By heating and holding at 950.degree. C. or higher, re-dissolution
of the solute elements is sufficiently advanced. When the holding
temperature is lower than 950.degree. C., re-dissolution and
recrystallization are liable to become insufficient. On the other
hand, when the holding temperature exceeds 1,020.degree. C.,
coarsening of the crystal grains is liable to be brought. In all of
these cases, it becomes finally difficult to obtain a high strength
material having excellent bending workability. In consequence, the
holding temperature is set to from 950 to 1,020.degree. C. A
holding time in this temperature region may be, for example, from 5
seconds to 5 minutes. As for cooling after holding, in order to
prevent precipitation of the solid-solved second phase particles
from occurring, it is preferable to conduct rapid cooling.
According to the solution treatment having such a heat pattern, the
sheet material having a {200} orientation satisfying the foregoing
equation (1), preferably the foregoing equation (1)' is
obtained.
[Aging Treatment]
A main object of the aging treatment is to enhance the strength and
electrical conductivity. It is necessary to prevent coarsening of
the second phase particles from occurring while precipitating the
ultrafine second phase particles contributing to the strength in an
amount as large as possible. When the aging treatment temperature
is excessively high, the precipitate is liable to be coarsened, and
coarsening of the ultrafine second phase particles brings a
lowering of the strength and an increase of the factor of bending
deflection. On the other hand, when the aging treatment is too low,
an effect for improving the properties as described above is not
sufficiently obtained, or the aging time is too long, resulting in
a disadvantage in view of productivity. Specifically, the aging
treatment is preferably conducted in a temperature range of from
350 to 500.degree. C. As for the aging treatment time, as usually
carried out, when it is from approximately 1 to 10 hours at which
the hardness becomes a peak (maximum), satisfactory results are
obtained.

Dataset excerpt
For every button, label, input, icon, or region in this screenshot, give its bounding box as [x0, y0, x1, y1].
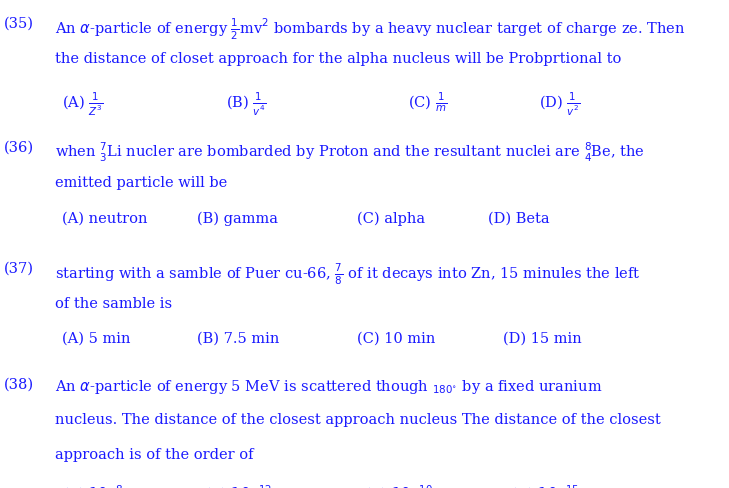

Objectives
a. Reproduce the heat-treatment text from "By heating and" to "conduct rapid cooling.".
b. Carry on the text about solution and aging treatment, starting after its final sentence.

Task responses
a.
By heating and holding at 950.degree. C. or higher, re-dissolution
of the solute elements is sufficiently advanced. When the holding
temperature is lower than 950.degree. C., re-dissolution and
recrystallization are liable to become insufficient. On the other
hand, when the holding temperature exceeds 1,020.degree. C.,
coarsening of the crystal grains is liable to be brought. In all of
these cases, it becomes finally difficult to obtain a high strength
material having excellent bending workability. In consequence, the
holding temperature is set to from 950 to 1,020.degree. C. A
holding time in this temperature region may be, for example, from 5
seconds to 5 minutes. As for cooling after holding, in order to
prevent precipitation of the solid-solved second phase particles
from occurring, it is preferable to conduct rapid cooling.

b.
[Finish Cold-Rolling]
In this finish cold-rolling, it is contemplated to more enhance the
strength level. However, the rolled texture with a {220}
orientation as a main orientation component develops with an
increase of the cold-rolling ratio. When the rolling ratio is too
high, the rolled texture with a {220} orientation becomes
relatively excessively predominant, so that it becomes difficult to
make both high strength and low factor of bending deflection
compatible with each other. In consequence, it is necessary to
carry out the finish cold-rolling within a range of rolling ratio
in which the crystal orientation satisfying the foregoing equation
(1), more preferably the foregoing equation (1)' is kept. As a
result of detailed investigations made by the present inventors, it
is desirable to conduct the finish cold-rolling within a range in
which the rolling ratio does not exceed 60%, and it is more
preferable to conduct the finish cold-rolling within a range in
which the rolling ratio is not more than 50%.
[Low Temperature Annealing]
For the purposes of decreasing a residual stress and enhancing a
spring deflection limit and stress relaxation resistance properties
in the copper alloy sheet material, low temperature annealing may
be applied after the finish cold-rolling. The heating temperature
is set to the range of preferably from 150 to 550.degree. C., and
more preferably from 300 to 500.degree. C. According to this, the
residual stress in the inside of the sheet material is decreased,
and the bending workability can be enhanced without being
substantially accompanied by a lowering of the strength. In
addition, an effect for enhancing the electrical conductivity is
also brought. When this heating temperature is too high, the
resulting copper alloy sheet material is softened within a short
time, so that scatterings in the properties are easily generated in
even either a batch system or a continuous system. On the other
hand, when the heating temperature is too low, the above-described
effect for improving the properties is not sufficiently obtained.
The heating time can be set within the range of 5 seconds or more.
It is more preferable to set the heating time within the range of
from 30 seconds to 1 hour.
EXAMPLES
A copper alloy having a chemical composition shown in Table 1 was
melted in a high-frequency melting furnace to obtain an ingot
having a thickness of 60 mm. Each ingot was subjected to
homogenization annealing at 1,030.degree. C. for 4 hours.
Thereafter, a copper alloy sheet material (specimen under test)
having a sheet thickness of 0.15 mm through steps of
hot-rolling.fwdarw.cold-rolling.fwdarw.solution treatment aging
treatment.fwdarw.finish cold-rolling.fwdarw.low temperature
annealing.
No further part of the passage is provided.